-- Records to use --
^^^^^^^^

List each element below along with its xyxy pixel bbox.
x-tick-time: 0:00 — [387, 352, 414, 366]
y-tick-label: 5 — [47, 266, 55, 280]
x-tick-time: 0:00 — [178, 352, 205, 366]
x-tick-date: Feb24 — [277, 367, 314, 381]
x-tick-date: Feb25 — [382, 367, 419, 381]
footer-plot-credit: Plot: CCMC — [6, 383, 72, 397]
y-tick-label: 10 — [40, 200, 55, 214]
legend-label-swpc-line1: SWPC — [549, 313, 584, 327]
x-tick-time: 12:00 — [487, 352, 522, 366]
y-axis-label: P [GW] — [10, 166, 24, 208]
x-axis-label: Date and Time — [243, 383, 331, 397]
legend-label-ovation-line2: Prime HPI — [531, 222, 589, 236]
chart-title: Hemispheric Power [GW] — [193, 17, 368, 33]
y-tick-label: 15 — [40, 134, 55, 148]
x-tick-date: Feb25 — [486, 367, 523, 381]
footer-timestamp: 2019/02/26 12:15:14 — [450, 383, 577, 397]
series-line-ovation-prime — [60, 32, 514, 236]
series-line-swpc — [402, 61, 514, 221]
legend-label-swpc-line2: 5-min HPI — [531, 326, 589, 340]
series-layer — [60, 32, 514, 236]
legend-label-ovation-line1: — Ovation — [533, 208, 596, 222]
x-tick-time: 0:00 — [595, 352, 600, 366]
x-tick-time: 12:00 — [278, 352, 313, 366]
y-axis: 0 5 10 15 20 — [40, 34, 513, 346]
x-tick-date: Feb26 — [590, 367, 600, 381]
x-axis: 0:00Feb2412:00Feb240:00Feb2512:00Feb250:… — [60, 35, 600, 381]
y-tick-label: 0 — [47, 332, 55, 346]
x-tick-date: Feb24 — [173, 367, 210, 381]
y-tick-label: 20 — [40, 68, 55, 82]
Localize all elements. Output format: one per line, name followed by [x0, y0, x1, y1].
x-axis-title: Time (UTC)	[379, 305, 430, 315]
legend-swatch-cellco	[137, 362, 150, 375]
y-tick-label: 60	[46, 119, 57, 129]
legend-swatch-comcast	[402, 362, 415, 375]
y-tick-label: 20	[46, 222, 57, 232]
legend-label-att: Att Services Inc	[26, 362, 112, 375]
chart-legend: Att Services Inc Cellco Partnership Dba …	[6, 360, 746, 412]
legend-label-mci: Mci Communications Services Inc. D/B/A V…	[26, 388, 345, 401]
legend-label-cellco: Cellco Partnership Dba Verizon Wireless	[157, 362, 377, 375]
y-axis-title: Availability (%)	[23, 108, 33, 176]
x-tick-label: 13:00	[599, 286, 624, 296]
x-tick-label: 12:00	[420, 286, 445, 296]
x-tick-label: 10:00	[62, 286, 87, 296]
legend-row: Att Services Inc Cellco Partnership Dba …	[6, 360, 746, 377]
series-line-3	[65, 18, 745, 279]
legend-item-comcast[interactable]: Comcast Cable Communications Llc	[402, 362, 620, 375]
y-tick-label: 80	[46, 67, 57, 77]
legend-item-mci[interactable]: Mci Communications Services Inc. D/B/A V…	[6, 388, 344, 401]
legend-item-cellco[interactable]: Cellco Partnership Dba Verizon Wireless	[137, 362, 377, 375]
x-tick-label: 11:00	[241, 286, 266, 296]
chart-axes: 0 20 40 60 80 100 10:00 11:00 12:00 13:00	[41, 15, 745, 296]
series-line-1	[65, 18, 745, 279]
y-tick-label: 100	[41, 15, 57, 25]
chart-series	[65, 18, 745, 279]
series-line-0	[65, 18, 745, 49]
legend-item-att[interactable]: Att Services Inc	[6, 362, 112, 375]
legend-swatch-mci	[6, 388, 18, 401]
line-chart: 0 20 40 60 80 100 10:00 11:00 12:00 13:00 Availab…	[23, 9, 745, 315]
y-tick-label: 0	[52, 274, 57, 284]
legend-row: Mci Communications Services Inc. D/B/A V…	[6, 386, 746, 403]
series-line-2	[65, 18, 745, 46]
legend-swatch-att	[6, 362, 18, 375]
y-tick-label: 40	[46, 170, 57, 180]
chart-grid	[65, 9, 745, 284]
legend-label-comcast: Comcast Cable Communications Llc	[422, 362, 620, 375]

^^^^^^^^

-- To be done --
Copy all of the material above word for word, with nothing changed, added, or left out.

-- Result --
List each element below along with its xyxy pixel bbox.
x-tick-time: 0:00 — [387, 352, 414, 366]
y-tick-label: 5 — [47, 266, 55, 280]
x-tick-time: 0:00 — [178, 352, 205, 366]
x-tick-date: Feb24 — [277, 367, 314, 381]
x-tick-date: Feb25 — [382, 367, 419, 381]
footer-plot-credit: Plot: CCMC — [6, 383, 72, 397]
y-tick-label: 10 — [40, 200, 55, 214]
legend-label-swpc-line1: SWPC — [549, 313, 584, 327]
x-tick-time: 12:00 — [487, 352, 522, 366]
y-axis-label: P [GW] — [10, 166, 24, 208]
x-axis-label: Date and Time — [243, 383, 331, 397]
legend-label-ovation-line2: Prime HPI — [531, 222, 589, 236]
chart-title: Hemispheric Power [GW] — [193, 17, 368, 33]
y-tick-label: 15 — [40, 134, 55, 148]
x-tick-date: Feb25 — [486, 367, 523, 381]
footer-timestamp: 2019/02/26 12:15:14 — [450, 383, 577, 397]
series-line-ovation-prime — [60, 32, 514, 236]
series-line-swpc — [402, 61, 514, 221]
legend-label-swpc-line2: 5-min HPI — [531, 326, 589, 340]
series-layer — [60, 32, 514, 236]
legend-label-ovation-line1: — Ovation — [533, 208, 596, 222]
x-tick-time: 0:00 — [595, 352, 600, 366]
x-tick-time: 12:00 — [278, 352, 313, 366]
y-axis: 0 5 10 15 20 — [40, 34, 513, 346]
x-tick-date: Feb26 — [590, 367, 600, 381]
x-axis: 0:00Feb2412:00Feb240:00Feb2512:00Feb250:… — [60, 35, 600, 381]
y-tick-label: 0 — [47, 332, 55, 346]
x-tick-date: Feb24 — [173, 367, 210, 381]
y-tick-label: 20 — [40, 68, 55, 82]
Localize all elements. Output format: one per line, name followed by [x0, y0, x1, y1].
x-axis-title: Time (UTC)	[379, 305, 430, 315]
legend-swatch-cellco	[137, 362, 150, 375]
y-tick-label: 60	[46, 119, 57, 129]
legend-swatch-comcast	[402, 362, 415, 375]
y-tick-label: 20	[46, 222, 57, 232]
legend-label-att: Att Services Inc	[26, 362, 112, 375]
chart-legend: Att Services Inc Cellco Partnership Dba …	[6, 360, 746, 412]
legend-label-mci: Mci Communications Services Inc. D/B/A V…	[26, 388, 345, 401]
legend-label-cellco: Cellco Partnership Dba Verizon Wireless	[157, 362, 377, 375]
y-axis-title: Availability (%)	[23, 108, 33, 176]
x-tick-label: 13:00	[599, 286, 624, 296]
x-tick-label: 12:00	[420, 286, 445, 296]
x-tick-label: 10:00	[62, 286, 87, 296]
legend-row: Att Services Inc Cellco Partnership Dba …	[6, 360, 746, 377]
series-line-3	[65, 18, 745, 279]
legend-item-comcast[interactable]: Comcast Cable Communications Llc	[402, 362, 620, 375]
y-tick-label: 80	[46, 67, 57, 77]
legend-item-mci[interactable]: Mci Communications Services Inc. D/B/A V…	[6, 388, 344, 401]
legend-item-cellco[interactable]: Cellco Partnership Dba Verizon Wireless	[137, 362, 377, 375]
x-tick-label: 11:00	[241, 286, 266, 296]
chart-axes: 0 20 40 60 80 100 10:00 11:00 12:00 13:00	[41, 15, 745, 296]
series-line-1	[65, 18, 745, 279]
y-tick-label: 100	[41, 15, 57, 25]
chart-series	[65, 18, 745, 279]
series-line-0	[65, 18, 745, 49]
legend-item-att[interactable]: Att Services Inc	[6, 362, 112, 375]
legend-swatch-mci	[6, 388, 18, 401]
line-chart: 0 20 40 60 80 100 10:00 11:00 12:00 13:00 Availab…	[23, 9, 745, 315]
y-tick-label: 0	[52, 274, 57, 284]
legend-row: Mci Communications Services Inc. D/B/A V…	[6, 386, 746, 403]
series-line-2	[65, 18, 745, 46]
legend-swatch-att	[6, 362, 18, 375]
y-tick-label: 40	[46, 170, 57, 180]
chart-grid	[65, 9, 745, 284]
legend-label-comcast: Comcast Cable Communications Llc	[422, 362, 620, 375]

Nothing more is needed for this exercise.